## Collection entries
::::::::::
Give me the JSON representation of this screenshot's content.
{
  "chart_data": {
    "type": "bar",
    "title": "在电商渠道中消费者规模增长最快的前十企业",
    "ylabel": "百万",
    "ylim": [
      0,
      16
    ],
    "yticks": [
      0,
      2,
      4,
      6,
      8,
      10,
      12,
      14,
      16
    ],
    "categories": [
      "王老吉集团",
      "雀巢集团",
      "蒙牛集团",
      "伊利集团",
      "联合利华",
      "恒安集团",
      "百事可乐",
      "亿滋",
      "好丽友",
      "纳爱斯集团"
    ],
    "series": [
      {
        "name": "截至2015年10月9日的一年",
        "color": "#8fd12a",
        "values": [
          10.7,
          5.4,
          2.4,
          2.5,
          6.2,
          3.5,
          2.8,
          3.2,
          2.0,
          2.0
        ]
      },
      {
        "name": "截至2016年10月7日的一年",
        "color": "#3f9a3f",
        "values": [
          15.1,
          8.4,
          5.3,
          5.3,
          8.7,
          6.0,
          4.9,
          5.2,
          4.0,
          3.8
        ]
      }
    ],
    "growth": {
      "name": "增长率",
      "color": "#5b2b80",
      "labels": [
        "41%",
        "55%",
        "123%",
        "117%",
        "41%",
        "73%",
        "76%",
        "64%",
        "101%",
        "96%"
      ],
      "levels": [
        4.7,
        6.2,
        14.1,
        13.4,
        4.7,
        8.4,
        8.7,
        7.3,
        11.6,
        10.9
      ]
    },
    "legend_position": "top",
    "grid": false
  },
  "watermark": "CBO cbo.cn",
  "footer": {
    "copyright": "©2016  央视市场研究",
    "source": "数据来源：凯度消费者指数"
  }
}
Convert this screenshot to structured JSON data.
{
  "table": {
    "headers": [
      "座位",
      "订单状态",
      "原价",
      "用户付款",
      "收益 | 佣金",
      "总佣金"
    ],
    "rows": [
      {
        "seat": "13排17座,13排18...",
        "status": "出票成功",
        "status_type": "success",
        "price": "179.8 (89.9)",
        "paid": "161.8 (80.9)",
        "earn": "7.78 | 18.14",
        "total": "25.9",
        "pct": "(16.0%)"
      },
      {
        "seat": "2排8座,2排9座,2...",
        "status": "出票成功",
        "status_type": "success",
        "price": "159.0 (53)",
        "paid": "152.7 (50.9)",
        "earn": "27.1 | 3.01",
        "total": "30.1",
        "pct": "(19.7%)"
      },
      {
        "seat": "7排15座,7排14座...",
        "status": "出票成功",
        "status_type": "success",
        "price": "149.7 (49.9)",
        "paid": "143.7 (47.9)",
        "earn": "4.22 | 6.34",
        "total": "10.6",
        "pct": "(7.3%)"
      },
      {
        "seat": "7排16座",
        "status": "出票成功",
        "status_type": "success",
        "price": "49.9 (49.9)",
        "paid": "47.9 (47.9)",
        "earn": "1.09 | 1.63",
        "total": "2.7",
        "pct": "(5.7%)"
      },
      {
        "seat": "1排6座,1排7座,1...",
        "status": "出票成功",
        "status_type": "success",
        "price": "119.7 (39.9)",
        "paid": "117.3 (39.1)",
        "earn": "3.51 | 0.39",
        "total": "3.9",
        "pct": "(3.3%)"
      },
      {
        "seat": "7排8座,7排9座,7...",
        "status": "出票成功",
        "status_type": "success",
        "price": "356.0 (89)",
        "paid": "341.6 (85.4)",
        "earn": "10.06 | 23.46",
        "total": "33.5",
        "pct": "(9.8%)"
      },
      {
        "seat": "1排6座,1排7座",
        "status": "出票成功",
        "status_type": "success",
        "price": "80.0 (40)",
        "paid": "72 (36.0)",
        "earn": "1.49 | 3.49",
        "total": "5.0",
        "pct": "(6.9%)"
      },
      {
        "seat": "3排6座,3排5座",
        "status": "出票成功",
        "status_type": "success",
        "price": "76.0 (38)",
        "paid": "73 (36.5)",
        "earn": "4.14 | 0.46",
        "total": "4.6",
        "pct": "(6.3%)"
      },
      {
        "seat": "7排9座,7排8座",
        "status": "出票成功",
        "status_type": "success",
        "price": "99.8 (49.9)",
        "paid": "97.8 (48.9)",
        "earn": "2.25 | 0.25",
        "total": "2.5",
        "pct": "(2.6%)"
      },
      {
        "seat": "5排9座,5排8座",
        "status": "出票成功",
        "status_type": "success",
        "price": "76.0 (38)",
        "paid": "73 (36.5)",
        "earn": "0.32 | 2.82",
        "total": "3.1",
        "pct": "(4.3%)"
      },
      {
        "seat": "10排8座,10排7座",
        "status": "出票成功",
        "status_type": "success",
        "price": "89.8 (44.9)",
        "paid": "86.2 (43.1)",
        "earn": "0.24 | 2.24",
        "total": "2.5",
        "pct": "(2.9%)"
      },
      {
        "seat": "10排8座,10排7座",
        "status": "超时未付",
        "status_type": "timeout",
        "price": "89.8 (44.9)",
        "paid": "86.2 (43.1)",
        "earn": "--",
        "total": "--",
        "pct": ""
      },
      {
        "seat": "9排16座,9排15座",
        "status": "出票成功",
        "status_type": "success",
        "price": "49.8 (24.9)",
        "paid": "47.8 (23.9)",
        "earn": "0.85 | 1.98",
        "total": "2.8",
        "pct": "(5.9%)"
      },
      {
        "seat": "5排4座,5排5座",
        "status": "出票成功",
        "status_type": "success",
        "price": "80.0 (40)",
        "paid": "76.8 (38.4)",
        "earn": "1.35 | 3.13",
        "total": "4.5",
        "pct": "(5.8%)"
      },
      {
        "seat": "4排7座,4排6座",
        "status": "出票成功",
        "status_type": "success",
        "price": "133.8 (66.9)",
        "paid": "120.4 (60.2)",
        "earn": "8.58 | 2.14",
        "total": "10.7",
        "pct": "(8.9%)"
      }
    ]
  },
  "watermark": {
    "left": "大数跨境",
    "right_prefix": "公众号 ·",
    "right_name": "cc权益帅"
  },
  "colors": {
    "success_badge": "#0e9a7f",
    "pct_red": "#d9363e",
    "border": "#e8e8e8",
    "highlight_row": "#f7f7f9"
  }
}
::::::::::
## Description of the task
Copy each line of the data above without altering a single character.

## Answer to the problem
Give me the JSON representation of this screenshot's content.
{
  "chart_data": {
    "type": "bar",
    "title": "在电商渠道中消费者规模增长最快的前十企业",
    "ylabel": "百万",
    "ylim": [
      0,
      16
    ],
    "yticks": [
      0,
      2,
      4,
      6,
      8,
      10,
      12,
      14,
      16
    ],
    "categories": [
      "王老吉集团",
      "雀巢集团",
      "蒙牛集团",
      "伊利集团",
      "联合利华",
      "恒安集团",
      "百事可乐",
      "亿滋",
      "好丽友",
      "纳爱斯集团"
    ],
    "series": [
      {
        "name": "截至2015年10月9日的一年",
        "color": "#8fd12a",
        "values": [
          10.7,
          5.4,
          2.4,
          2.5,
          6.2,
          3.5,
          2.8,
          3.2,
          2.0,
          2.0
        ]
      },
      {
        "name": "截至2016年10月7日的一年",
        "color": "#3f9a3f",
        "values": [
          15.1,
          8.4,
          5.3,
          5.3,
          8.7,
          6.0,
          4.9,
          5.2,
          4.0,
          3.8
        ]
      }
    ],
    "growth": {
      "name": "增长率",
      "color": "#5b2b80",
      "labels": [
        "41%",
        "55%",
        "123%",
        "117%",
        "41%",
        "73%",
        "76%",
        "64%",
        "101%",
        "96%"
      ],
      "levels": [
        4.7,
        6.2,
        14.1,
        13.4,
        4.7,
        8.4,
        8.7,
        7.3,
        11.6,
        10.9
      ]
    },
    "legend_position": "top",
    "grid": false
  },
  "watermark": "CBO cbo.cn",
  "footer": {
    "copyright": "©2016  央视市场研究",
    "source": "数据来源：凯度消费者指数"
  }
}
Convert this screenshot to structured JSON data.
{
  "table": {
    "headers": [
      "座位",
      "订单状态",
      "原价",
      "用户付款",
      "收益 | 佣金",
      "总佣金"
    ],
    "rows": [
      {
        "seat": "13排17座,13排18...",
        "status": "出票成功",
        "status_type": "success",
        "price": "179.8 (89.9)",
        "paid": "161.8 (80.9)",
        "earn": "7.78 | 18.14",
        "total": "25.9",
        "pct": "(16.0%)"
      },
      {
        "seat": "2排8座,2排9座,2...",
        "status": "出票成功",
        "status_type": "success",
        "price": "159.0 (53)",
        "paid": "152.7 (50.9)",
        "earn": "27.1 | 3.01",
        "total": "30.1",
        "pct": "(19.7%)"
      },
      {
        "seat": "7排15座,7排14座...",
        "status": "出票成功",
        "status_type": "success",
        "price": "149.7 (49.9)",
        "paid": "143.7 (47.9)",
        "earn": "4.22 | 6.34",
        "total": "10.6",
        "pct": "(7.3%)"
      },
      {
        "seat": "7排16座",
        "status": "出票成功",
        "status_type": "success",
        "price": "49.9 (49.9)",
        "paid": "47.9 (47.9)",
        "earn": "1.09 | 1.63",
        "total": "2.7",
        "pct": "(5.7%)"
      },
      {
        "seat": "1排6座,1排7座,1...",
        "status": "出票成功",
        "status_type": "success",
        "price": "119.7 (39.9)",
        "paid": "117.3 (39.1)",
        "earn": "3.51 | 0.39",
        "total": "3.9",
        "pct": "(3.3%)"
      },
      {
        "seat": "7排8座,7排9座,7...",
        "status": "出票成功",
        "status_type": "success",
        "price": "356.0 (89)",
        "paid": "341.6 (85.4)",
        "earn": "10.06 | 23.46",
        "total": "33.5",
        "pct": "(9.8%)"
      },
      {
        "seat": "1排6座,1排7座",
        "status": "出票成功",
        "status_type": "success",
        "price": "80.0 (40)",
        "paid": "72 (36.0)",
        "earn": "1.49 | 3.49",
        "total": "5.0",
        "pct": "(6.9%)"
      },
      {
        "seat": "3排6座,3排5座",
        "status": "出票成功",
        "status_type": "success",
        "price": "76.0 (38)",
        "paid": "73 (36.5)",
        "earn": "4.14 | 0.46",
        "total": "4.6",
        "pct": "(6.3%)"
      },
      {
        "seat": "7排9座,7排8座",
        "status": "出票成功",
        "status_type": "success",
        "price": "99.8 (49.9)",
        "paid": "97.8 (48.9)",
        "earn": "2.25 | 0.25",
        "total": "2.5",
        "pct": "(2.6%)"
      },
      {
        "seat": "5排9座,5排8座",
        "status": "出票成功",
        "status_type": "success",
        "price": "76.0 (38)",
        "paid": "73 (36.5)",
        "earn": "0.32 | 2.82",
        "total": "3.1",
        "pct": "(4.3%)"
      },
      {
        "seat": "10排8座,10排7座",
        "status": "出票成功",
        "status_type": "success",
        "price": "89.8 (44.9)",
        "paid": "86.2 (43.1)",
        "earn": "0.24 | 2.24",
        "total": "2.5",
        "pct": "(2.9%)"
      },
      {
        "seat": "10排8座,10排7座",
        "status": "超时未付",
        "status_type": "timeout",
        "price": "89.8 (44.9)",
        "paid": "86.2 (43.1)",
        "earn": "--",
        "total": "--",
        "pct": ""
      },
      {
        "seat": "9排16座,9排15座",
        "status": "出票成功",
        "status_type": "success",
        "price": "49.8 (24.9)",
        "paid": "47.8 (23.9)",
        "earn": "0.85 | 1.98",
        "total": "2.8",
        "pct": "(5.9%)"
      },
      {
        "seat": "5排4座,5排5座",
        "status": "出票成功",
        "status_type": "success",
        "price": "80.0 (40)",
        "paid": "76.8 (38.4)",
        "earn": "1.35 | 3.13",
        "total": "4.5",
        "pct": "(5.8%)"
      },
      {
        "seat": "4排7座,4排6座",
        "status": "出票成功",
        "status_type": "success",
        "price": "133.8 (66.9)",
        "paid": "120.4 (60.2)",
        "earn": "8.58 | 2.14",
        "total": "10.7",
        "pct": "(8.9%)"
      }
    ]
  },
  "watermark": {
    "left": "大数跨境",
    "right_prefix": "公众号 ·",
    "right_name": "cc权益帅"
  },
  "colors": {
    "success_badge": "#0e9a7f",
    "pct_red": "#d9363e",
    "border": "#e8e8e8",
    "highlight_row": "#f7f7f9"
  }
}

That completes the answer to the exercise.